**Exercise details**
The records that follow are to be repeated without alteration.

[Saved entries]
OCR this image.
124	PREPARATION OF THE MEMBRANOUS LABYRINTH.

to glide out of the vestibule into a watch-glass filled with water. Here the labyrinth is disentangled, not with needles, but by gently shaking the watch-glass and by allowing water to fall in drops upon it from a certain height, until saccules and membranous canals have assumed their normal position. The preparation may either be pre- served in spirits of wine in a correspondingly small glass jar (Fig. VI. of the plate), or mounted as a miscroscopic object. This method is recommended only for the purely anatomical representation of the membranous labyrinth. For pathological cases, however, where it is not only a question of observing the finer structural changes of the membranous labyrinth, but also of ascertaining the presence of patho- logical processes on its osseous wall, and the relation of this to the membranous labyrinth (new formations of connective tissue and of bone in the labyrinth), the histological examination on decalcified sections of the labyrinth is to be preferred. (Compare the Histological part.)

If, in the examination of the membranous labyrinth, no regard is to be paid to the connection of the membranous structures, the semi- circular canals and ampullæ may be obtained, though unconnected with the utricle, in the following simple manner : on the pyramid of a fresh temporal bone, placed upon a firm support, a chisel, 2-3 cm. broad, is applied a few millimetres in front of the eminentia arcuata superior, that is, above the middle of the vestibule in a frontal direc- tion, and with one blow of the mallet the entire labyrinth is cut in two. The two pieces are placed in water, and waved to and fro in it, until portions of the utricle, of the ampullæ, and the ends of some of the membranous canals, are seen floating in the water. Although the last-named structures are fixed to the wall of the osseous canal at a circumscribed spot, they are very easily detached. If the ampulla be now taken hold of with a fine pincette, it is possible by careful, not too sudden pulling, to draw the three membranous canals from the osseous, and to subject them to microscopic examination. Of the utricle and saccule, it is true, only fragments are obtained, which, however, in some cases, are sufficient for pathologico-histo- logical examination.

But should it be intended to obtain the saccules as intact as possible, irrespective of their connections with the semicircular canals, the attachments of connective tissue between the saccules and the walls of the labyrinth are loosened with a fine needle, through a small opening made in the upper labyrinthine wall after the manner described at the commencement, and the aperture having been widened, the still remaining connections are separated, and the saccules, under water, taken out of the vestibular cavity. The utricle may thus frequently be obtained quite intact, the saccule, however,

**The output**
OCR this image.
124	PREPARATION OF THE MEMBRANOUS LABYRINTH.

to glide out of the vestibule into a watch-glass filled with water. Here the labyrinth is disentangled, not with needles, but by gently shaking the watch-glass and by allowing water to fall in drops upon it from a certain height, until saccules and membranous canals have assumed their normal position. The preparation may either be pre- served in spirits of wine in a correspondingly small glass jar (Fig. VI. of the plate), or mounted as a miscroscopic object. This method is recommended only for the purely anatomical representation of the membranous labyrinth. For pathological cases, however, where it is not only a question of observing the finer structural changes of the membranous labyrinth, but also of ascertaining the presence of patho- logical processes on its osseous wall, and the relation of this to the membranous labyrinth (new formations of connective tissue and of bone in the labyrinth), the histological examination on decalcified sections of the labyrinth is to be preferred. (Compare the Histological part.)

If, in the examination of the membranous labyrinth, no regard is to be paid to the connection of the membranous structures, the semi- circular canals and ampullæ may be obtained, though unconnected with the utricle, in the following simple manner : on the pyramid of a fresh temporal bone, placed upon a firm support, a chisel, 2-3 cm. broad, is applied a few millimetres in front of the eminentia arcuata superior, that is, above the middle of the vestibule in a frontal direc- tion, and with one blow of the mallet the entire labyrinth is cut in two. The two pieces are placed in water, and waved to and fro in it, until portions of the utricle, of the ampullæ, and the ends of some of the membranous canals, are seen floating in the water. Although the last-named structures are fixed to the wall of the osseous canal at a circumscribed spot, they are very easily detached. If the ampulla be now taken hold of with a fine pincette, it is possible by careful, not too sudden pulling, to draw the three membranous canals from the osseous, and to subject them to microscopic examination. Of the utricle and saccule, it is true, only fragments are obtained, which, however, in some cases, are sufficient for pathologico-histo- logical examination.

But should it be intended to obtain the saccules as intact as possible, irrespective of their connections with the semicircular canals, the attachments of connective tissue between the saccules and the walls of the labyrinth are loosened with a fine needle, through a small opening made in the upper labyrinthine wall after the manner described at the commencement, and the aperture having been widened, the still remaining connections are separated, and the saccules, under water, taken out of the vestibular cavity. The utricle may thus frequently be obtained quite intact, the saccule, however,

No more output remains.